§ **Information provided**
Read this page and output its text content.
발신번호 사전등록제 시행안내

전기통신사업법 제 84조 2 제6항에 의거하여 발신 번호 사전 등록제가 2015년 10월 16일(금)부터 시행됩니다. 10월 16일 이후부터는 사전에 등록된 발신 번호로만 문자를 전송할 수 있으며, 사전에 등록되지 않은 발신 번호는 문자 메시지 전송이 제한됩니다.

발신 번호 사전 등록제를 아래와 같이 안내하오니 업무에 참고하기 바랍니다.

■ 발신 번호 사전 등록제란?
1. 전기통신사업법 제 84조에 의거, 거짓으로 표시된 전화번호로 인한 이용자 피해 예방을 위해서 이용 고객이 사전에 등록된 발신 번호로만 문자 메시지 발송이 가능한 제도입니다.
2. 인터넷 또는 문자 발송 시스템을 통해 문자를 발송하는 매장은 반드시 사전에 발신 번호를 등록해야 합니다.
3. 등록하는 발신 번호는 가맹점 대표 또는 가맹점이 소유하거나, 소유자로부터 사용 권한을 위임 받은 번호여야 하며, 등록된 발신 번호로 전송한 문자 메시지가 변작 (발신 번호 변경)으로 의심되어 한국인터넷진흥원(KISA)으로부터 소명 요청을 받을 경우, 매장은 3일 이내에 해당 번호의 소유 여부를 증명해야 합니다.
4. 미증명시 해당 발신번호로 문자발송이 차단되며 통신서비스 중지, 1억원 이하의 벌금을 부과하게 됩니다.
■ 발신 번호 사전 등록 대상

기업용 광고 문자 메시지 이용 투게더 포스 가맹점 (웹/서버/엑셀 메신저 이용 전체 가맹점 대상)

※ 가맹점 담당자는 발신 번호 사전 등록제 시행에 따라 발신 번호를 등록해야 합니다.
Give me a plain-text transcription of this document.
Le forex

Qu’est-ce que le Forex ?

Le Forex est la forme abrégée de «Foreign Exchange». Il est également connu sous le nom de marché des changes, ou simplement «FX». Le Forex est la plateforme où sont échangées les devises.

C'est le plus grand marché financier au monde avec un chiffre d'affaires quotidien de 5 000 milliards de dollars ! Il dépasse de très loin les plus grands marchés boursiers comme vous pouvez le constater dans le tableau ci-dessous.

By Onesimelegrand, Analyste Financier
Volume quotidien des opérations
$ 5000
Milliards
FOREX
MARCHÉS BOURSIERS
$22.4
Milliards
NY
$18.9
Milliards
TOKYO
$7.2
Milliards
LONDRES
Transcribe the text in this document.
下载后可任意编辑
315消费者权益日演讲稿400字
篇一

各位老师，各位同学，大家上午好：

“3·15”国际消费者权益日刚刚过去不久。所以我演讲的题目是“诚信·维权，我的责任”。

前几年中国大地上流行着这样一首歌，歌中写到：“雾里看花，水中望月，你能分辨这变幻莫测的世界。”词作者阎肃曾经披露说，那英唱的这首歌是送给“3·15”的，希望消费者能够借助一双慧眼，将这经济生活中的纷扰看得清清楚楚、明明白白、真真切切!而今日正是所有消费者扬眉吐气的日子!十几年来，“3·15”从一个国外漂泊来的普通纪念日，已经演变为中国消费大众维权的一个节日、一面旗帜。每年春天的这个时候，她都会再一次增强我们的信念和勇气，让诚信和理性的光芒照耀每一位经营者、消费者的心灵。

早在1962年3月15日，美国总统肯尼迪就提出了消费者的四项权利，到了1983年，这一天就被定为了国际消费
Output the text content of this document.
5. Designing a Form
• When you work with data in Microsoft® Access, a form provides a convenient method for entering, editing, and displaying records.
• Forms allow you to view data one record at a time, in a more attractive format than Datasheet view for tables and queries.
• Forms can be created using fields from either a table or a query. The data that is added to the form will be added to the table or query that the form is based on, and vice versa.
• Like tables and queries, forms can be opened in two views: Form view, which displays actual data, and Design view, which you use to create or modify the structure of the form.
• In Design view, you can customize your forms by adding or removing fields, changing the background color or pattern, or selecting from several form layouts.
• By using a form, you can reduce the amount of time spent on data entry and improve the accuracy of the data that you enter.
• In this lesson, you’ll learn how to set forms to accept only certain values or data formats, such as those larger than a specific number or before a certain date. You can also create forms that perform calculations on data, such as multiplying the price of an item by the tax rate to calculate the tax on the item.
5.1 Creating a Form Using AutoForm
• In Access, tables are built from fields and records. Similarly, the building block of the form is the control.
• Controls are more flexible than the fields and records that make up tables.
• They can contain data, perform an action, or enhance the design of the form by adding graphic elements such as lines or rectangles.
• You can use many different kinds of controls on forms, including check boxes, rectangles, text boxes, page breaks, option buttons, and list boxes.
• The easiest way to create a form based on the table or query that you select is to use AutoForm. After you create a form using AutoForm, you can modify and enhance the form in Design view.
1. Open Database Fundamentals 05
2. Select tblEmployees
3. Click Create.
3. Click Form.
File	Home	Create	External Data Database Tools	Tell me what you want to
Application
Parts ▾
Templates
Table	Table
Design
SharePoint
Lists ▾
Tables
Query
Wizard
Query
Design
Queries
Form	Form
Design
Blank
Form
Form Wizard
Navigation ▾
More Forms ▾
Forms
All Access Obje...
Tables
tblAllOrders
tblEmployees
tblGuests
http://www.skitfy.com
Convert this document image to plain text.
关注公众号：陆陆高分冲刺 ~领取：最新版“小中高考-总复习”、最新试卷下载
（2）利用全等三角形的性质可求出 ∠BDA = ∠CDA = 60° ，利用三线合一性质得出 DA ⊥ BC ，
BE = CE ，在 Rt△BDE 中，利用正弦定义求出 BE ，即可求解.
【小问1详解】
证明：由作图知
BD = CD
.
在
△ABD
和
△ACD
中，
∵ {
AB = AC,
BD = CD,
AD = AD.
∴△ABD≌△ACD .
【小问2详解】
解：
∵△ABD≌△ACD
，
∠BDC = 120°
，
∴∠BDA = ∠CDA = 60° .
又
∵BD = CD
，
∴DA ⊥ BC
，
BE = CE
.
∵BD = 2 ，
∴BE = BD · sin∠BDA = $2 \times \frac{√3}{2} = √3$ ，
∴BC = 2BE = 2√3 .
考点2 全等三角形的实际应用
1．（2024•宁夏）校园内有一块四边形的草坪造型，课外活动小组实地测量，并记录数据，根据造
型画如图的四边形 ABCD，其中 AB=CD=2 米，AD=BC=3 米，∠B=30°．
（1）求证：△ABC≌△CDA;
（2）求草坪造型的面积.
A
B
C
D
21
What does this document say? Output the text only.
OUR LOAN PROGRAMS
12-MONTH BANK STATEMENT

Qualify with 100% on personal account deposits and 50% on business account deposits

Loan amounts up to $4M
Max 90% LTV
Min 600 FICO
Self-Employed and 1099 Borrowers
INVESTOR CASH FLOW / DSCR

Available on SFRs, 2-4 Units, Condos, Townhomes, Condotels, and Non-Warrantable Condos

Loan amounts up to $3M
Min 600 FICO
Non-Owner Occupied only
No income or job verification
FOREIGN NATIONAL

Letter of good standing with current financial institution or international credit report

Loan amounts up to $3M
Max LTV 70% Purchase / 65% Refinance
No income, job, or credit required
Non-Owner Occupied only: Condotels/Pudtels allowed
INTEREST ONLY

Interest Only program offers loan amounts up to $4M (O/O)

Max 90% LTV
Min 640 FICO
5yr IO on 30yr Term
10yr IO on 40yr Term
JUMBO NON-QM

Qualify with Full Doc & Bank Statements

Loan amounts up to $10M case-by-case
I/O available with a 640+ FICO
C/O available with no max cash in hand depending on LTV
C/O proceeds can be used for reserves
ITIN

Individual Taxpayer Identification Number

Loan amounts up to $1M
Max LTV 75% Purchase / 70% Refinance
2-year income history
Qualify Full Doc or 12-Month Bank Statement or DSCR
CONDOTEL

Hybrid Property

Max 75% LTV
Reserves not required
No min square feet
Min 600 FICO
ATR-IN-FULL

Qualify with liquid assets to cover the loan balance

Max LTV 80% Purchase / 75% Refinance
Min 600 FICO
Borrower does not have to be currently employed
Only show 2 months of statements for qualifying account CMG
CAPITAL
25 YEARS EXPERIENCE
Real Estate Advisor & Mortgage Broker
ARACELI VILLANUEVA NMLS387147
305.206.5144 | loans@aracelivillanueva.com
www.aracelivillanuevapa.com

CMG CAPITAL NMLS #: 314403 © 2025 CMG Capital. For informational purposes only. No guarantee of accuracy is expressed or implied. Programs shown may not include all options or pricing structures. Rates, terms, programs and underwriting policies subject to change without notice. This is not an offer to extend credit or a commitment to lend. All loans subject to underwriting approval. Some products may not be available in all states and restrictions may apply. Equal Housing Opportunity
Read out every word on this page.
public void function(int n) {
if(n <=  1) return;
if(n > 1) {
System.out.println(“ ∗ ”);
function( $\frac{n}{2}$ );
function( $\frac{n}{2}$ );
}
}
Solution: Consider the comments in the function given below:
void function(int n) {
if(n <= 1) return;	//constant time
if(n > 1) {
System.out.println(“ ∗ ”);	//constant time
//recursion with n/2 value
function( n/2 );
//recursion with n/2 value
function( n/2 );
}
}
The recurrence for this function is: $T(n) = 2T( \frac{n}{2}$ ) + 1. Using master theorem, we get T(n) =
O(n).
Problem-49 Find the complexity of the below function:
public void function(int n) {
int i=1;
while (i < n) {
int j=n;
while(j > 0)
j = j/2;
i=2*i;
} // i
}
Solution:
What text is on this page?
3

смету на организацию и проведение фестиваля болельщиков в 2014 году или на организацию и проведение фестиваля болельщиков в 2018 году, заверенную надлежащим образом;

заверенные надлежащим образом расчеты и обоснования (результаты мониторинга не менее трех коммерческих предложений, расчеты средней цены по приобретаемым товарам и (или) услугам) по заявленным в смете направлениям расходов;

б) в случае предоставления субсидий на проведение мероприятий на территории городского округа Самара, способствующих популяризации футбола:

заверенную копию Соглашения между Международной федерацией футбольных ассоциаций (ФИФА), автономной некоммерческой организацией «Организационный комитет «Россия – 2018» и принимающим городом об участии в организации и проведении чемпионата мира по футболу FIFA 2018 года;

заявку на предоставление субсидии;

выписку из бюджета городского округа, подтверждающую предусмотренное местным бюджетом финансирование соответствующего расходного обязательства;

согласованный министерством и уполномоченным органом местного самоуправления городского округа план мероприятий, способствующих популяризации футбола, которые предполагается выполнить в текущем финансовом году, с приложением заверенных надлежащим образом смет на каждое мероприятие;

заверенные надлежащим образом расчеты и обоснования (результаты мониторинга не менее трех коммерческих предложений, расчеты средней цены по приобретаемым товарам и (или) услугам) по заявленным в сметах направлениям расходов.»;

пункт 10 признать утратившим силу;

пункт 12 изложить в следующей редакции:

§ **Exercise goal**
Search the data for the string "Owner" and copy each line where it appears.

§ **Written response**
Non-Owner Occupied only
Non-Owner Occupied only: Condotels/Pudtels allowed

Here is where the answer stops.